━━━━━ Records provided

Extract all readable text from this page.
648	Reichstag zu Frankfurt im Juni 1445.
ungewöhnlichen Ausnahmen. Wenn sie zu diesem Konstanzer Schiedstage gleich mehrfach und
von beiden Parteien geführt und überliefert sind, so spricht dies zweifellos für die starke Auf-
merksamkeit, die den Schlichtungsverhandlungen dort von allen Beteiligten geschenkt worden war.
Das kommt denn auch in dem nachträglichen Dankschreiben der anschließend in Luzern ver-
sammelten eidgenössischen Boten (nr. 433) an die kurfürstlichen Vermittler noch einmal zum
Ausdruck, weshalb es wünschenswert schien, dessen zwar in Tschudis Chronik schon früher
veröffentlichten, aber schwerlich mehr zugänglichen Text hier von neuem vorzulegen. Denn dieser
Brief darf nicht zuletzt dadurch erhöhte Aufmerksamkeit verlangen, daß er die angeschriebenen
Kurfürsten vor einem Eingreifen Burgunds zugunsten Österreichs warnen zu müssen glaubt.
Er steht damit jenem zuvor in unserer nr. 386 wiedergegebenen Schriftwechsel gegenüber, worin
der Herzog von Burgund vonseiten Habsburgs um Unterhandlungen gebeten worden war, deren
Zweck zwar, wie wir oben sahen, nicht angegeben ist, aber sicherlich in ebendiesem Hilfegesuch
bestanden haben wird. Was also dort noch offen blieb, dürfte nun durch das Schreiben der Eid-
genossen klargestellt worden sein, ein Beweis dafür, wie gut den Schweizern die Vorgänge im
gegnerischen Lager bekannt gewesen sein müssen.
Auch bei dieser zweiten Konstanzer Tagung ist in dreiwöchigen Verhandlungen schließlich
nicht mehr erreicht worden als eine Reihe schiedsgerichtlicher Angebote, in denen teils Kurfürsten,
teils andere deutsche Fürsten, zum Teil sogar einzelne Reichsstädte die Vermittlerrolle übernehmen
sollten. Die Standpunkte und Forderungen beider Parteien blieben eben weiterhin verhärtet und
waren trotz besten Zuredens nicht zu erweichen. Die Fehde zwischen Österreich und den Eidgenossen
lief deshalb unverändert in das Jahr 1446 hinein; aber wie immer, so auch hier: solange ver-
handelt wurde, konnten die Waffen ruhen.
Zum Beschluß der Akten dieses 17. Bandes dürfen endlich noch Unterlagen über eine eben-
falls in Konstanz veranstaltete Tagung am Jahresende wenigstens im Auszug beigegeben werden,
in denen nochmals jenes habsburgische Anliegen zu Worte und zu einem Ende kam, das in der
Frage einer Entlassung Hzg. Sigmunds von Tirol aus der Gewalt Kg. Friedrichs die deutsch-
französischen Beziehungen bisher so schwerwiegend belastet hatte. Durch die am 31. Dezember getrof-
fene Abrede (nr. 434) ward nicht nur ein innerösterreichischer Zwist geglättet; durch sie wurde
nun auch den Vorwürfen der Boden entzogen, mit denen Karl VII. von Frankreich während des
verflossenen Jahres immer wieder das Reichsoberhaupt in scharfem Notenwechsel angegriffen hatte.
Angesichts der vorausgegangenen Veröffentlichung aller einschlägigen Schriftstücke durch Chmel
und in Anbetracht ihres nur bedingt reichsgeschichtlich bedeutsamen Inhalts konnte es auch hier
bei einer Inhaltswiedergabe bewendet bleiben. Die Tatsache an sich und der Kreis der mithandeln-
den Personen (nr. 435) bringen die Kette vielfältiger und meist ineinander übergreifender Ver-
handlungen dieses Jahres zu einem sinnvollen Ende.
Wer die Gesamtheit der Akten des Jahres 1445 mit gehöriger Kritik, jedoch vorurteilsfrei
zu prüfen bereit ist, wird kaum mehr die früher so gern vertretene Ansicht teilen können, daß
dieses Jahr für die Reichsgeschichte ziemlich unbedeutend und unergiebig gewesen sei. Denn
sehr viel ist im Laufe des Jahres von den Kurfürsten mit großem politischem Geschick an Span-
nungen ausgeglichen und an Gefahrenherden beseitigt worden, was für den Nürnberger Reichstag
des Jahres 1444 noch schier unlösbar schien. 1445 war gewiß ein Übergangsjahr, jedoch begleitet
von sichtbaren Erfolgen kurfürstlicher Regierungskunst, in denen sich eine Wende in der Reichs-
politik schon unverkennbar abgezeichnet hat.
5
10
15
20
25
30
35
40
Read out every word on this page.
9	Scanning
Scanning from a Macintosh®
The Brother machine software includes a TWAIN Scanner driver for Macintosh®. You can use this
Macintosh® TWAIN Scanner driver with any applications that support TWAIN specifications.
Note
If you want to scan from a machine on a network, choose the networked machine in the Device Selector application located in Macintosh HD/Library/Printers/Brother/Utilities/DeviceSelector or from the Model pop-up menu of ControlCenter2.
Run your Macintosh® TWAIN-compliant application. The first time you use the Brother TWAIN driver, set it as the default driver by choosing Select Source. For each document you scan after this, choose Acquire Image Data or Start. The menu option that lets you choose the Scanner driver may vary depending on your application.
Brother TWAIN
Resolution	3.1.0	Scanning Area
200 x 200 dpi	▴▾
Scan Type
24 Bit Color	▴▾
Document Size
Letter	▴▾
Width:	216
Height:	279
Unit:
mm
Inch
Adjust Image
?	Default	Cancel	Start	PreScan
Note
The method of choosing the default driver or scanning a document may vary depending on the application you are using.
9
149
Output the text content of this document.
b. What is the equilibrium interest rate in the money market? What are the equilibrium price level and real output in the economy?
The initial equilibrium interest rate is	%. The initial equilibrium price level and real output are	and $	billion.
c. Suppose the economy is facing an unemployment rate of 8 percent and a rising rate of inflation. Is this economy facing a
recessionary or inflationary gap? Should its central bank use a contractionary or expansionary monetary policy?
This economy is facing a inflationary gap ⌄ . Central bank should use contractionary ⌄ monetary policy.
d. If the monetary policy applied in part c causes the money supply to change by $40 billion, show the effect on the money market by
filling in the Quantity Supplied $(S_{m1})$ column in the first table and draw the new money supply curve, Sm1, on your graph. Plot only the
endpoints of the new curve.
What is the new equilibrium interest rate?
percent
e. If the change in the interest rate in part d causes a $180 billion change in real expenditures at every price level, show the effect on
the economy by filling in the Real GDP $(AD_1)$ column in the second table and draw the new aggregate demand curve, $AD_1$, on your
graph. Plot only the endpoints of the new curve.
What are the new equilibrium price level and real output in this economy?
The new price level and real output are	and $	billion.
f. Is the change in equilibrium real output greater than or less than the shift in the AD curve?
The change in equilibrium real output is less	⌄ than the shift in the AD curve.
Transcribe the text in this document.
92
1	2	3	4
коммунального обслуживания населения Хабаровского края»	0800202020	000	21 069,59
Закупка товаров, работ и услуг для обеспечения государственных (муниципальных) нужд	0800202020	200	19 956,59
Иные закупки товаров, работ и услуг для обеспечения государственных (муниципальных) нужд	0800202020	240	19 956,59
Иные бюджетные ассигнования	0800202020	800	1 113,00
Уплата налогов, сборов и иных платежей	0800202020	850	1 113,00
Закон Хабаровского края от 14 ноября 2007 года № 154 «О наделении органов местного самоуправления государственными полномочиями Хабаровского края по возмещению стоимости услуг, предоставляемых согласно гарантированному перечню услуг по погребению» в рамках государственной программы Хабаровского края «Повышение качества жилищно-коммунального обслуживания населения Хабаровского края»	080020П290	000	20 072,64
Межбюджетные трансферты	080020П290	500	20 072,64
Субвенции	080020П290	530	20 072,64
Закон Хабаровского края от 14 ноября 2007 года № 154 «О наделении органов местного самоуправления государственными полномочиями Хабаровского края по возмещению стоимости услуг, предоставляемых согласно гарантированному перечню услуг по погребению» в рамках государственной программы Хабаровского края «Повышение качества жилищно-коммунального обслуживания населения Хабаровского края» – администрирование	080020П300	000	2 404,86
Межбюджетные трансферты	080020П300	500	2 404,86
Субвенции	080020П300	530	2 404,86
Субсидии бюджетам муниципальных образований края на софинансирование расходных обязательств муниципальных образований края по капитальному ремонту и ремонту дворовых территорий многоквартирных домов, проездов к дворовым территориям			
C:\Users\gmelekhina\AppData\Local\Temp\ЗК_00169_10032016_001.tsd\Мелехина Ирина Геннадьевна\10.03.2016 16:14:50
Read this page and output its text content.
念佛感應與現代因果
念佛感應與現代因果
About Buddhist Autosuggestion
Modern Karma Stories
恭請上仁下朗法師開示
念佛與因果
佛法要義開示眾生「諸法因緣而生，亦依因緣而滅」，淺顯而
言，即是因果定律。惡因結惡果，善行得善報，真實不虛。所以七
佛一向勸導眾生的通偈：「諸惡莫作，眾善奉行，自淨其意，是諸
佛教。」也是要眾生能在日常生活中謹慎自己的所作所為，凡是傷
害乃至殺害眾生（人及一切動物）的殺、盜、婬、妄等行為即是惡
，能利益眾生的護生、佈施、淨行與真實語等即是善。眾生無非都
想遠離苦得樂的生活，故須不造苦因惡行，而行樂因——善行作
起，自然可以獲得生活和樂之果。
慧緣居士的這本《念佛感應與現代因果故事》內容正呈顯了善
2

━━━━━━━━━━

# [Do this]
Take the line with "Read this page and output its text content." and all lines after it to the last line, and reproduce them exactly.

# [Full response]
Read this page and output its text content.
念佛感應與現代因果
念佛感應與現代因果
About Buddhist Autosuggestion
Modern Karma Stories
恭請上仁下朗法師開示
念佛與因果
佛法要義開示眾生「諸法因緣而生，亦依因緣而滅」，淺顯而
言，即是因果定律。惡因結惡果，善行得善報，真實不虛。所以七
佛一向勸導眾生的通偈：「諸惡莫作，眾善奉行，自淨其意，是諸
佛教。」也是要眾生能在日常生活中謹慎自己的所作所為，凡是傷
害乃至殺害眾生（人及一切動物）的殺、盜、婬、妄等行為即是惡
，能利益眾生的護生、佈施、淨行與真實語等即是善。眾生無非都
想遠離苦得樂的生活，故須不造苦因惡行，而行樂因——善行作
起，自然可以獲得生活和樂之果。
慧緣居士的這本《念佛感應與現代因果故事》內容正呈顯了善
2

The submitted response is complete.